::: SOURCE RECORDS

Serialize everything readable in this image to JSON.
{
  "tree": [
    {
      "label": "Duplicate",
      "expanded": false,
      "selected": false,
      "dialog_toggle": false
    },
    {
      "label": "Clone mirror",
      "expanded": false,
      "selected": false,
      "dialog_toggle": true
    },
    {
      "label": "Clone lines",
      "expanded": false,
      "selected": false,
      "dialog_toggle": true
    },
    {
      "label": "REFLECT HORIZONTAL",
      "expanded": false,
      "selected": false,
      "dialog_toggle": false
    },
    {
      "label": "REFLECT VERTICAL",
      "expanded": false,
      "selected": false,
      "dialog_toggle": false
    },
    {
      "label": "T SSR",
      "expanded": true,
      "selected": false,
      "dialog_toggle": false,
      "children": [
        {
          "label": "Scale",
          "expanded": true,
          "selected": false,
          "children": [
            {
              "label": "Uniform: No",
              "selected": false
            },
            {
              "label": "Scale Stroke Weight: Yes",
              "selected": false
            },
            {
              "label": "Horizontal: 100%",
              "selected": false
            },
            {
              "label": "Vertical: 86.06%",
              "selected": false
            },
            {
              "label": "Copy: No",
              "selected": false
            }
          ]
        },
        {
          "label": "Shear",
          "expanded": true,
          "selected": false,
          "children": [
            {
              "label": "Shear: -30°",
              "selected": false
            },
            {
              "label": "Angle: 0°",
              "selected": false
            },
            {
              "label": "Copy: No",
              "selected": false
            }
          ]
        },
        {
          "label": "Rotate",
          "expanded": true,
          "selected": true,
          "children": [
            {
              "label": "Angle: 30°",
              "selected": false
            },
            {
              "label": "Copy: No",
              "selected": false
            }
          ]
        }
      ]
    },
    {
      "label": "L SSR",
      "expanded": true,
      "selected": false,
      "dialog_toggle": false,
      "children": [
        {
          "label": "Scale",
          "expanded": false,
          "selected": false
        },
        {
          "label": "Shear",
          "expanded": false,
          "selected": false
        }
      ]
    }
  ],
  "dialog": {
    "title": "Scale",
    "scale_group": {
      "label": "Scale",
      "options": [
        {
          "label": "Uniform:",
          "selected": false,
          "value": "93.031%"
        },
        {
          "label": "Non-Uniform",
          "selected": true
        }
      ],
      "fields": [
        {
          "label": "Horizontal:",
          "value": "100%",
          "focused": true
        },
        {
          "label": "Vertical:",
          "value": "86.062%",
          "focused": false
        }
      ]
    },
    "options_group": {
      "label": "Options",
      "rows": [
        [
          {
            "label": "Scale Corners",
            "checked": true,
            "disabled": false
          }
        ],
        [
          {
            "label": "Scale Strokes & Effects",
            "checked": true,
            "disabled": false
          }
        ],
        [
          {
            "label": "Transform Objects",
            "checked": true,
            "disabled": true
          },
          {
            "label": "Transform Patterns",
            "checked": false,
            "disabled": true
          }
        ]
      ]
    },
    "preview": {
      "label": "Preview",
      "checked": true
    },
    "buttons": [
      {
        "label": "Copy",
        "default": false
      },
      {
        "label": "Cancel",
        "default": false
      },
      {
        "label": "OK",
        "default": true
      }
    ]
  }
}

::::::

Each record above should be output again exactly.

- **SOLVED PROBLEM**:
Serialize everything readable in this image to JSON.
{
  "tree": [
    {
      "label": "Duplicate",
      "expanded": false,
      "selected": false,
      "dialog_toggle": false
    },
    {
      "label": "Clone mirror",
      "expanded": false,
      "selected": false,
      "dialog_toggle": true
    },
    {
      "label": "Clone lines",
      "expanded": false,
      "selected": false,
      "dialog_toggle": true
    },
    {
      "label": "REFLECT HORIZONTAL",
      "expanded": false,
      "selected": false,
      "dialog_toggle": false
    },
    {
      "label": "REFLECT VERTICAL",
      "expanded": false,
      "selected": false,
      "dialog_toggle": false
    },
    {
      "label": "T SSR",
      "expanded": true,
      "selected": false,
      "dialog_toggle": false,
      "children": [
        {
          "label": "Scale",
          "expanded": true,
          "selected": false,
          "children": [
            {
              "label": "Uniform: No",
              "selected": false
            },
            {
              "label": "Scale Stroke Weight: Yes",
              "selected": false
            },
            {
              "label": "Horizontal: 100%",
              "selected": false
            },
            {
              "label": "Vertical: 86.06%",
              "selected": false
            },
            {
              "label": "Copy: No",
              "selected": false
            }
          ]
        },
        {
          "label": "Shear",
          "expanded": true,
          "selected": false,
          "children": [
            {
              "label": "Shear: -30°",
              "selected": false
            },
            {
              "label": "Angle: 0°",
              "selected": false
            },
            {
              "label": "Copy: No",
              "selected": false
            }
          ]
        },
        {
          "label": "Rotate",
          "expanded": true,
          "selected": true,
          "children": [
            {
              "label": "Angle: 30°",
              "selected": false
            },
            {
              "label": "Copy: No",
              "selected": false
            }
          ]
        }
      ]
    },
    {
      "label": "L SSR",
      "expanded": true,
      "selected": false,
      "dialog_toggle": false,
      "children": [
        {
          "label": "Scale",
          "expanded": false,
          "selected": false
        },
        {
          "label": "Shear",
          "expanded": false,
          "selected": false
        }
      ]
    }
  ],
  "dialog": {
    "title": "Scale",
    "scale_group": {
      "label": "Scale",
      "options": [
        {
          "label": "Uniform:",
          "selected": false,
          "value": "93.031%"
        },
        {
          "label": "Non-Uniform",
          "selected": true
        }
      ],
      "fields": [
        {
          "label": "Horizontal:",
          "value": "100%",
          "focused": true
        },
        {
          "label": "Vertical:",
          "value": "86.062%",
          "focused": false
        }
      ]
    },
    "options_group": {
      "label": "Options",
      "rows": [
        [
          {
            "label": "Scale Corners",
            "checked": true,
            "disabled": false
          }
        ],
        [
          {
            "label": "Scale Strokes & Effects",
            "checked": true,
            "disabled": false
          }
        ],
        [
          {
            "label": "Transform Objects",
            "checked": true,
            "disabled": true
          },
          {
            "label": "Transform Patterns",
            "checked": false,
            "disabled": true
          }
        ]
      ]
    },
    "preview": {
      "label": "Preview",
      "checked": true
    },
    "buttons": [
      {
        "label": "Copy",
        "default": false
      },
      {
        "label": "Cancel",
        "default": false
      },
      {
        "label": "OK",
        "default": true
      }
    ]
  }
}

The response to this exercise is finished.